_Set task_
Whenever a line below holds the word "Periods", copy that line.

§ §

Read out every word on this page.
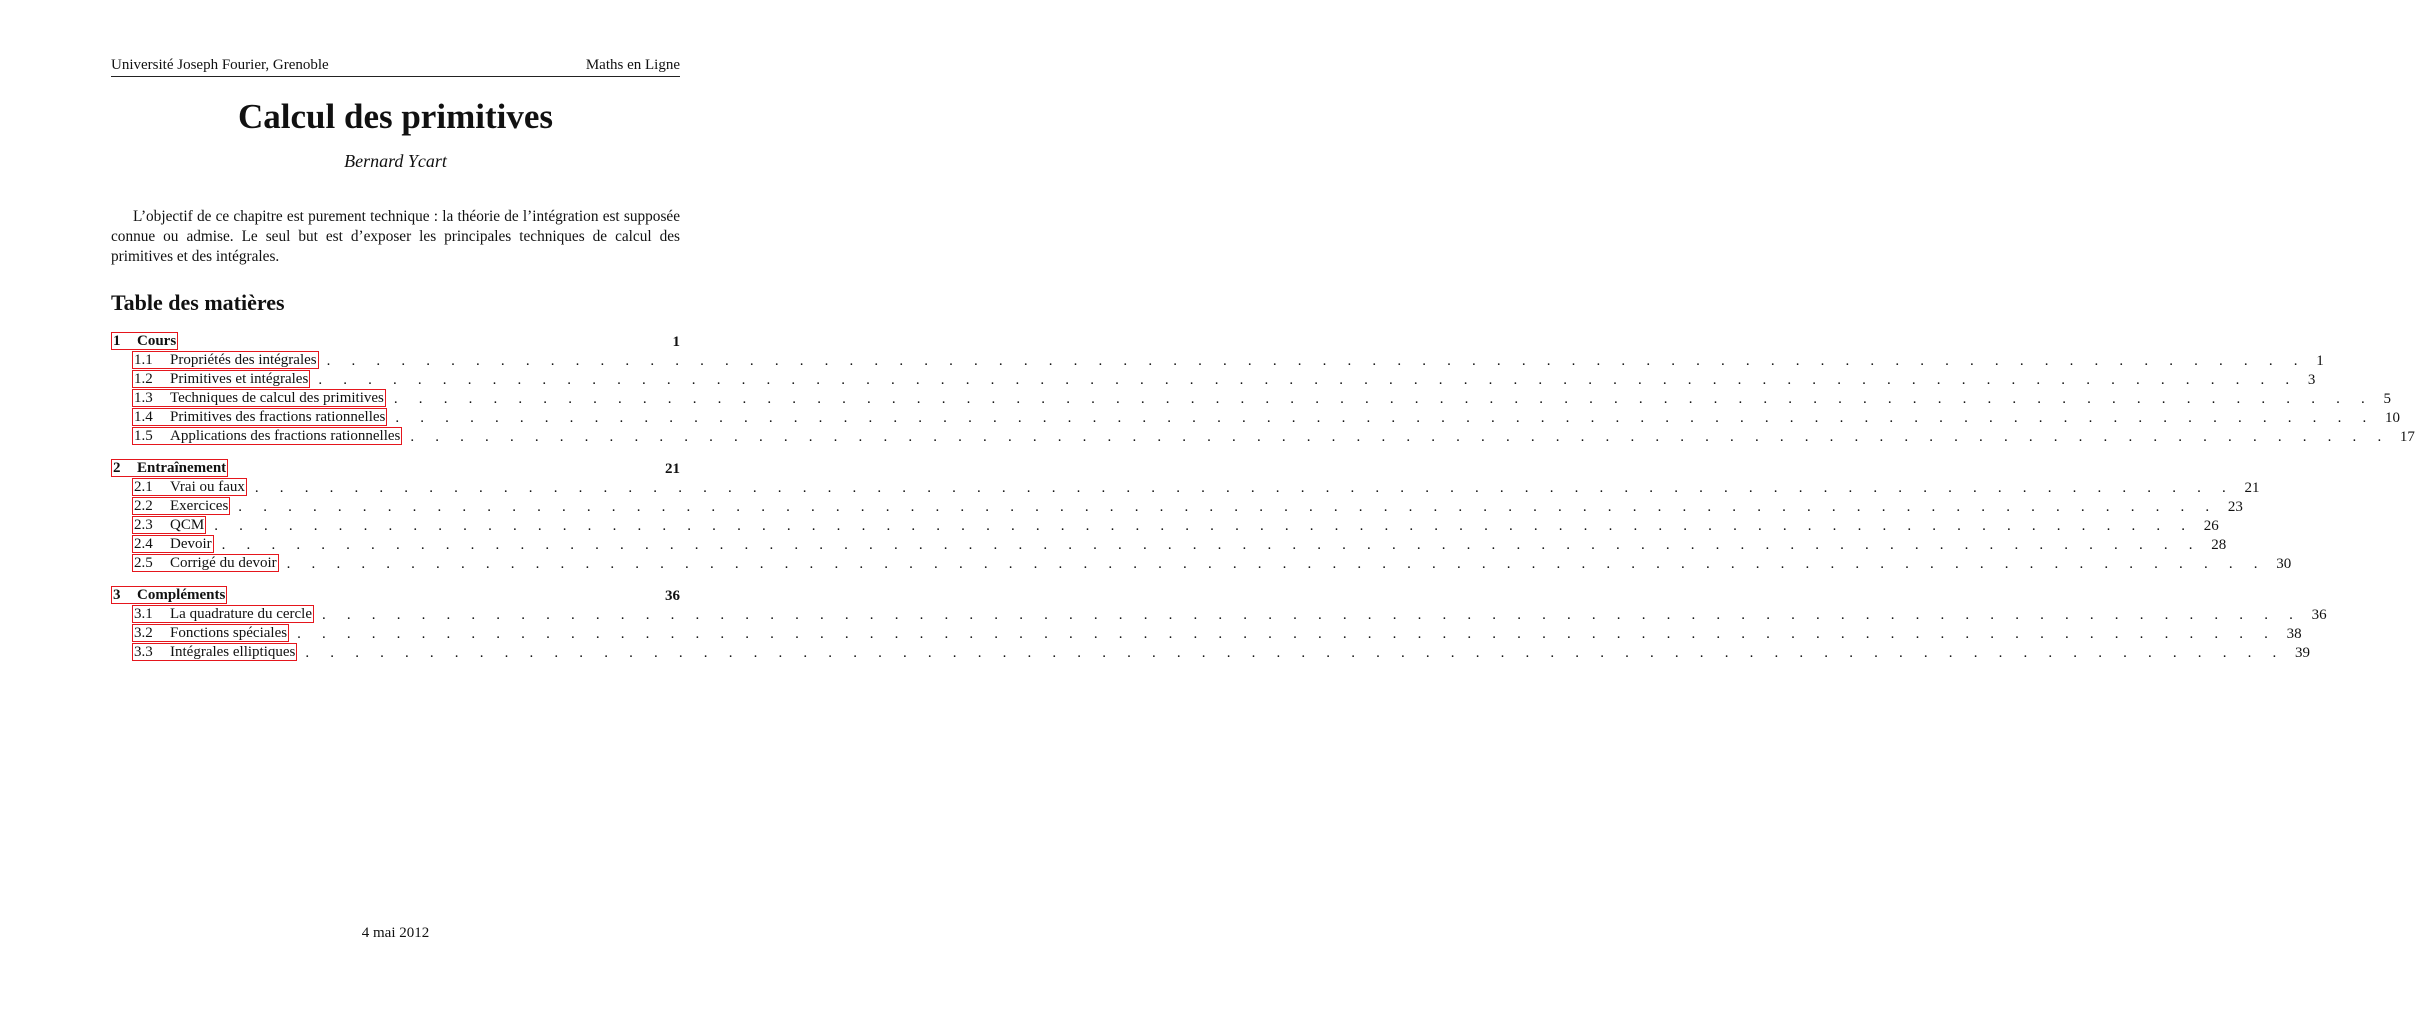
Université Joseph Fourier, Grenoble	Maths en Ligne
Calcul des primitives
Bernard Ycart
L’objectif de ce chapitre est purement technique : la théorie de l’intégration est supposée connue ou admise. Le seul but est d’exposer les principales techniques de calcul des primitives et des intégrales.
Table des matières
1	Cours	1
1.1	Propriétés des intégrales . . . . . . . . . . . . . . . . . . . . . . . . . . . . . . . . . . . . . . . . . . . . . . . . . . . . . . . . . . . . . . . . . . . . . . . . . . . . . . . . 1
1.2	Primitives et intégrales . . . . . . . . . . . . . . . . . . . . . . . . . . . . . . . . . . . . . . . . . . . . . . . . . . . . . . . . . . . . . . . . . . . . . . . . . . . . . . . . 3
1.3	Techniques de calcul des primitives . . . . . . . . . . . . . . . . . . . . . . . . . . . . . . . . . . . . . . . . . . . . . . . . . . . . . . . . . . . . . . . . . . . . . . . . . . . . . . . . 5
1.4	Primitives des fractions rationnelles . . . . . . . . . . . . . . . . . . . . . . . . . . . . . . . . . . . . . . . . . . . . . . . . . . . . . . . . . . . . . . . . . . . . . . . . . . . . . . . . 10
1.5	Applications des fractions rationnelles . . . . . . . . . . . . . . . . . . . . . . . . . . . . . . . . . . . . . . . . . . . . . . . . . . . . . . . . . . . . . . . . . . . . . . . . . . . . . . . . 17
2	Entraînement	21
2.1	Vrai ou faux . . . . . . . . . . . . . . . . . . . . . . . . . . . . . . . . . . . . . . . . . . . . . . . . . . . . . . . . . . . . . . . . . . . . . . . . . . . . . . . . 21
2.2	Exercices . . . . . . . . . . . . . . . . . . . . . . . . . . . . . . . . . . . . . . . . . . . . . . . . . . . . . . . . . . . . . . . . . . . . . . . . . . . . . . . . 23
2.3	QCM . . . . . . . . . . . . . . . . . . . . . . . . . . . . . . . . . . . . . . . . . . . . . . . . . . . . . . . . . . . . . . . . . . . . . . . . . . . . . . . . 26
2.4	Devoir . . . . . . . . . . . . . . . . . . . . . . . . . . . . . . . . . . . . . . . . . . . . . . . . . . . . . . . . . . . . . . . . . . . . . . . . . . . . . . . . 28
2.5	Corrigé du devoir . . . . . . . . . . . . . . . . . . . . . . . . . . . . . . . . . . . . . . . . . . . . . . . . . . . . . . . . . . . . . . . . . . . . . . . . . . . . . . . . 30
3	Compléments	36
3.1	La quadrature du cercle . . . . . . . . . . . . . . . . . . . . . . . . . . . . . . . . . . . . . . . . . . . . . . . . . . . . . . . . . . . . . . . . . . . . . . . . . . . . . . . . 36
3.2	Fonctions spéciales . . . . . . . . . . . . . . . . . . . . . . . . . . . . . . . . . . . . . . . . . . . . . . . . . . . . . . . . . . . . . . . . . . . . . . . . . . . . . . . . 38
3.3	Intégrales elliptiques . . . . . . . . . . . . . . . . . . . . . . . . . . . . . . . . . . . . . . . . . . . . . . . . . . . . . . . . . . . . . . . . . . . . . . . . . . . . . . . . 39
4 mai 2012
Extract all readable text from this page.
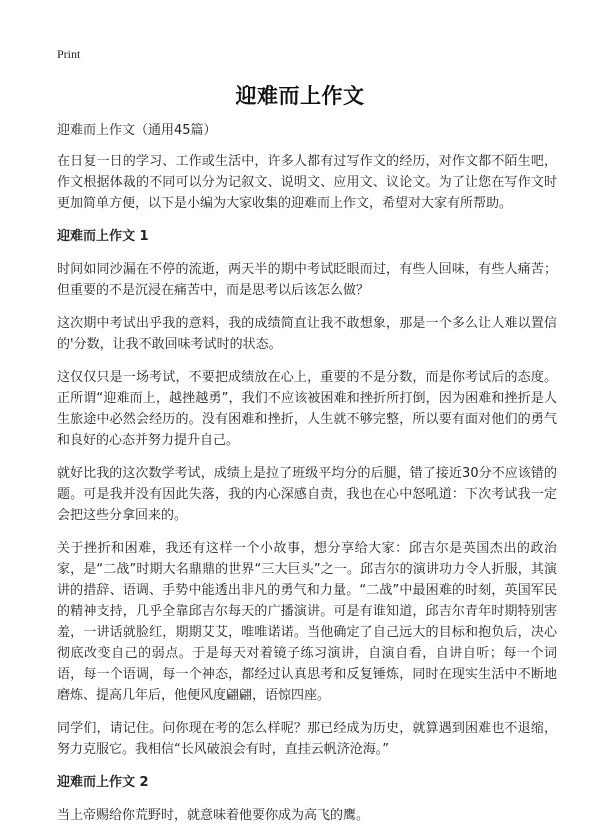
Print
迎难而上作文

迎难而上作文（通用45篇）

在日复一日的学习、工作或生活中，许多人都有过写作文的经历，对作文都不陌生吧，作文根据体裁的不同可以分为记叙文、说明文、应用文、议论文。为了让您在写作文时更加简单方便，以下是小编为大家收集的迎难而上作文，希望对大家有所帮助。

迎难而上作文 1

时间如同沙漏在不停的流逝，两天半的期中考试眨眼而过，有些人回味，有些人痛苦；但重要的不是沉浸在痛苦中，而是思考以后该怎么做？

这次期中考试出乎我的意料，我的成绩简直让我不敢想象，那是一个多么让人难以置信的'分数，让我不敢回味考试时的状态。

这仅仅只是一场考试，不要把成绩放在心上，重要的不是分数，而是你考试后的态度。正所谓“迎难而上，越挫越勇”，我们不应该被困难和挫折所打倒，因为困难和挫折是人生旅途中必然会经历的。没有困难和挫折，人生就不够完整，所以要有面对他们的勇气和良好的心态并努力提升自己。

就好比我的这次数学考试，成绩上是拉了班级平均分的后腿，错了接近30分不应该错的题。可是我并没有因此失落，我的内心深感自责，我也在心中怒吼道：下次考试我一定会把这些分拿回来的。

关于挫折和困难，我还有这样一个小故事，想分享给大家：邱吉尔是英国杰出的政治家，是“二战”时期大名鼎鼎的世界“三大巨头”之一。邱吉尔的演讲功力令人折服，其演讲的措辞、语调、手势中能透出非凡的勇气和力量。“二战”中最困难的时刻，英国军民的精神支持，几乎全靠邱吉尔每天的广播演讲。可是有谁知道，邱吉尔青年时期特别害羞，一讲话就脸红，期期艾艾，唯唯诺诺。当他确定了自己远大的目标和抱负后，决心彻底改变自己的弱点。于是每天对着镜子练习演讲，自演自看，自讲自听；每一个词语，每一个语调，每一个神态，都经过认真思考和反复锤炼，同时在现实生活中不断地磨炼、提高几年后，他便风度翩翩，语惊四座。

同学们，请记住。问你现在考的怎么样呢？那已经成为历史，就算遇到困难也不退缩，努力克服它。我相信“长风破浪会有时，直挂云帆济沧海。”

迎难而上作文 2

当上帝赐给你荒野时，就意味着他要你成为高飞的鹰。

§ §

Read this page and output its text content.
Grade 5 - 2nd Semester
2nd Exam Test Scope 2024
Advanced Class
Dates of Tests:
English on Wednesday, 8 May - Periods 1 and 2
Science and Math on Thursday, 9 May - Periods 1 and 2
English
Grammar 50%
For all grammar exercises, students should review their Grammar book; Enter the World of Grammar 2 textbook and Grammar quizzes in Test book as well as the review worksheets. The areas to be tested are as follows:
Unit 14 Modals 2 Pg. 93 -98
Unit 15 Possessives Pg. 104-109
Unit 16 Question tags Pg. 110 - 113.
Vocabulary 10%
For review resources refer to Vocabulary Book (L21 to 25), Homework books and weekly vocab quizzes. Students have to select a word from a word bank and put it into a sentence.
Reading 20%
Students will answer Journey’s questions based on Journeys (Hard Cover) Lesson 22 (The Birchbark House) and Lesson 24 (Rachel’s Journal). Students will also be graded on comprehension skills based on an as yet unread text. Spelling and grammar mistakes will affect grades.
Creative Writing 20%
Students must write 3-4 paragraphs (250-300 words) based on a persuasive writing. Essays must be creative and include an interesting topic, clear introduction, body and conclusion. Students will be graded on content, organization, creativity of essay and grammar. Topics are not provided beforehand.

§ §

_Problem solution_
English on Wednesday, 8 May - Periods 1 and 2
Science and Math on Thursday, 9 May - Periods 1 and 2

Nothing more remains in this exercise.